Set task: Return the lines in the records below word for word, from the line with "Detect and localize" to the line with "description: для будущей", including both.

==== Data extract

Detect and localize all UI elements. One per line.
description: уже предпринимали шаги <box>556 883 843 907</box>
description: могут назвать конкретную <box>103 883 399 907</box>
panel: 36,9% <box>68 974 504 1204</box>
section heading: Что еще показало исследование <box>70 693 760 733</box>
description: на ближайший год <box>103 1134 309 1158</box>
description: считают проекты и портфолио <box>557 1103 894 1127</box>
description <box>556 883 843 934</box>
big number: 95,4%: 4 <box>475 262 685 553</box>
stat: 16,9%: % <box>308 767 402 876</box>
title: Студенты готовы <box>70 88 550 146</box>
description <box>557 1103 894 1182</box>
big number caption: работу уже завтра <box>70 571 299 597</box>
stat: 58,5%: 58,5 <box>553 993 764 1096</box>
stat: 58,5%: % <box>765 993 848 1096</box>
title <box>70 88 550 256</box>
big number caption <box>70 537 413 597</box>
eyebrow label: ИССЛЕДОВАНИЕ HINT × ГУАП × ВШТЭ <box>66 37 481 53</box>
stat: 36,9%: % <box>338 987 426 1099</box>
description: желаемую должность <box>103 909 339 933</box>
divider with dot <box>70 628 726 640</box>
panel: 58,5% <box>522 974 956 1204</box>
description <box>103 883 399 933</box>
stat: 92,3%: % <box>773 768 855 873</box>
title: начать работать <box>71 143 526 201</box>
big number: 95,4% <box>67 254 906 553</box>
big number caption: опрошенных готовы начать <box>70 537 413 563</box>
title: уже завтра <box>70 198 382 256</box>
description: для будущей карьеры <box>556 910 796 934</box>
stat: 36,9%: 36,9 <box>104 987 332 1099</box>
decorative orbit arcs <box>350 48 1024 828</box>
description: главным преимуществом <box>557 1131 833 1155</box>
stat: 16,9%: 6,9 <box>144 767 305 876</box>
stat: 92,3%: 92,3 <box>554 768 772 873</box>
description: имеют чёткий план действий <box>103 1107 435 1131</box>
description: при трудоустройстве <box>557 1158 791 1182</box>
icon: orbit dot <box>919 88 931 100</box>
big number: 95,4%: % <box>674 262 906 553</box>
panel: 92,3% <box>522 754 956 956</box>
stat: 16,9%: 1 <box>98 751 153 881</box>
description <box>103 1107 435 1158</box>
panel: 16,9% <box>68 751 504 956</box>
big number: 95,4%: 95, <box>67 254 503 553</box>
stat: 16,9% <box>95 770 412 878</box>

========
==== Data extract

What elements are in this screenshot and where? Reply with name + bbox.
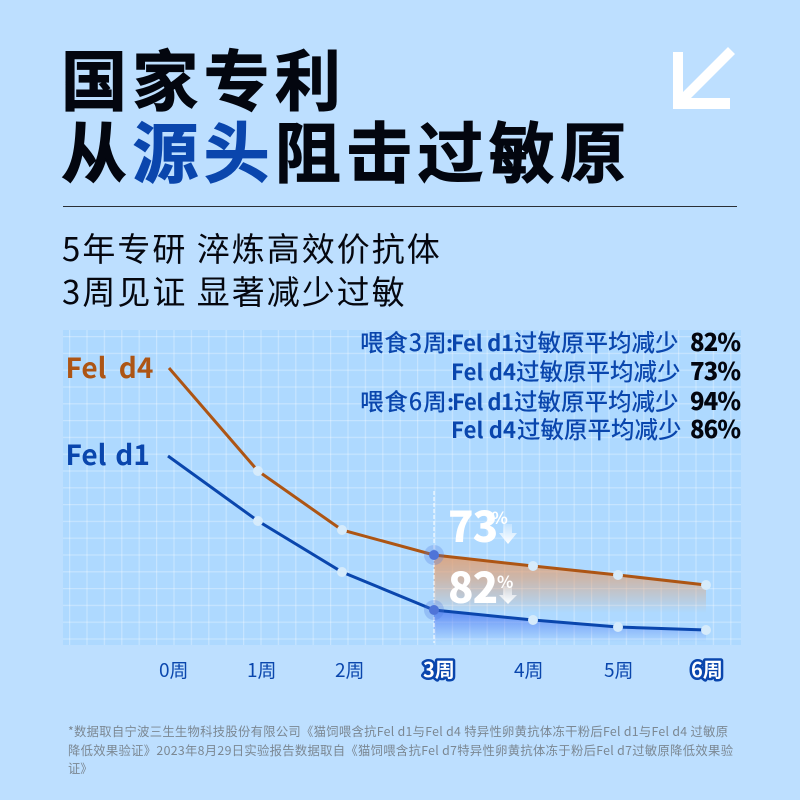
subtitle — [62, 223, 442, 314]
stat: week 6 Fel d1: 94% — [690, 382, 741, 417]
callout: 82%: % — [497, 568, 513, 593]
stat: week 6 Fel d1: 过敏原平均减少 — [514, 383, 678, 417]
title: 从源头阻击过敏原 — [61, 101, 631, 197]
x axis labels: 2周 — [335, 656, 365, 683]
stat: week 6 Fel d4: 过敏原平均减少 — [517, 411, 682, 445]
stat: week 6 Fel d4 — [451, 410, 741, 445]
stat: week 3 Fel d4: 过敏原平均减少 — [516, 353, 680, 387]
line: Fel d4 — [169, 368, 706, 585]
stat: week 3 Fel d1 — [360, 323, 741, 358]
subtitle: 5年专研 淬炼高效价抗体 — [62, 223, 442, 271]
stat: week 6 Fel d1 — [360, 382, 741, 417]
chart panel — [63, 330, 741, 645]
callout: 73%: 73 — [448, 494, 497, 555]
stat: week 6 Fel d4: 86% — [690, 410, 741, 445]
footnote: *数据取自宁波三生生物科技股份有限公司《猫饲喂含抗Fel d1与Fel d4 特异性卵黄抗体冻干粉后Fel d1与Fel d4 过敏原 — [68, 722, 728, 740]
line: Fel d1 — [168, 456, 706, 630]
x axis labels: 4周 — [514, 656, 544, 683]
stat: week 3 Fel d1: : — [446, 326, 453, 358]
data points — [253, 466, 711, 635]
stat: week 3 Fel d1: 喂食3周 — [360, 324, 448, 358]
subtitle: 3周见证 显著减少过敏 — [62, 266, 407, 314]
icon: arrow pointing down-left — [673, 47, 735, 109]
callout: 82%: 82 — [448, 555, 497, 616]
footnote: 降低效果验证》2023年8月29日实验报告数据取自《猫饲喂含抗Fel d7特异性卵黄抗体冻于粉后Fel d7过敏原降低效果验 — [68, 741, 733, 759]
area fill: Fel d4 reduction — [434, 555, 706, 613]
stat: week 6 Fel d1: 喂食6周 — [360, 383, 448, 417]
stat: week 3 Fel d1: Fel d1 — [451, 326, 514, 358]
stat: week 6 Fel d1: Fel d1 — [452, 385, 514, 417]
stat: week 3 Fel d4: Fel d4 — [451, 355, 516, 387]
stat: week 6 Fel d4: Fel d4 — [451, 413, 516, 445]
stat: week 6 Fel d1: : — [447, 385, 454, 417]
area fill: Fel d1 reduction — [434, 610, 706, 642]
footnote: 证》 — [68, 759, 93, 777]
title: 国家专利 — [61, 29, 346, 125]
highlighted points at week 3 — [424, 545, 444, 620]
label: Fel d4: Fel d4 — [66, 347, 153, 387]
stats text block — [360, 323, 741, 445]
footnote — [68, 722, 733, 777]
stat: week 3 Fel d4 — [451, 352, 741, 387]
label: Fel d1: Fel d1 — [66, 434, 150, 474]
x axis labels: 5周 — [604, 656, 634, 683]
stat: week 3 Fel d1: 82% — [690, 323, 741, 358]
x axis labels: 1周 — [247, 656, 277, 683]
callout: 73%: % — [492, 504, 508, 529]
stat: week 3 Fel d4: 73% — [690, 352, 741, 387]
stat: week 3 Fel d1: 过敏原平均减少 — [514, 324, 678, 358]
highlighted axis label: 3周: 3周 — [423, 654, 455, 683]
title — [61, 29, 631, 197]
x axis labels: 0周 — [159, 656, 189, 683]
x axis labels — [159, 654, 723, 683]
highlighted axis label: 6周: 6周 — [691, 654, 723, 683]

========

Task result:
Detect and localize all UI elements. One per line.
description: уже предпринимали шаги <box>556 883 843 907</box>
description: могут назвать конкретную <box>103 883 399 907</box>
panel: 36,9% <box>68 974 504 1204</box>
section heading: Что еще показало исследование <box>70 693 760 733</box>
description: на ближайший год <box>103 1134 309 1158</box>
description: считают проекты и портфолио <box>557 1103 894 1127</box>
description <box>556 883 843 934</box>
big number: 95,4%: 4 <box>475 262 685 553</box>
stat: 16,9%: % <box>308 767 402 876</box>
title: Студенты готовы <box>70 88 550 146</box>
description <box>557 1103 894 1182</box>
big number caption: работу уже завтра <box>70 571 299 597</box>
stat: 58,5%: 58,5 <box>553 993 764 1096</box>
stat: 58,5%: % <box>765 993 848 1096</box>
title <box>70 88 550 256</box>
big number caption <box>70 537 413 597</box>
eyebrow label: ИССЛЕДОВАНИЕ HINT × ГУАП × ВШТЭ <box>66 37 481 53</box>
stat: 36,9%: % <box>338 987 426 1099</box>
description: желаемую должность <box>103 909 339 933</box>
divider with dot <box>70 628 726 640</box>
panel: 58,5% <box>522 974 956 1204</box>
description <box>103 883 399 933</box>
stat: 92,3%: % <box>773 768 855 873</box>
title: начать работать <box>71 143 526 201</box>
big number: 95,4% <box>67 254 906 553</box>
big number caption: опрошенных готовы начать <box>70 537 413 563</box>
title: уже завтра <box>70 198 382 256</box>
description: для будущей карьеры <box>556 910 796 934</box>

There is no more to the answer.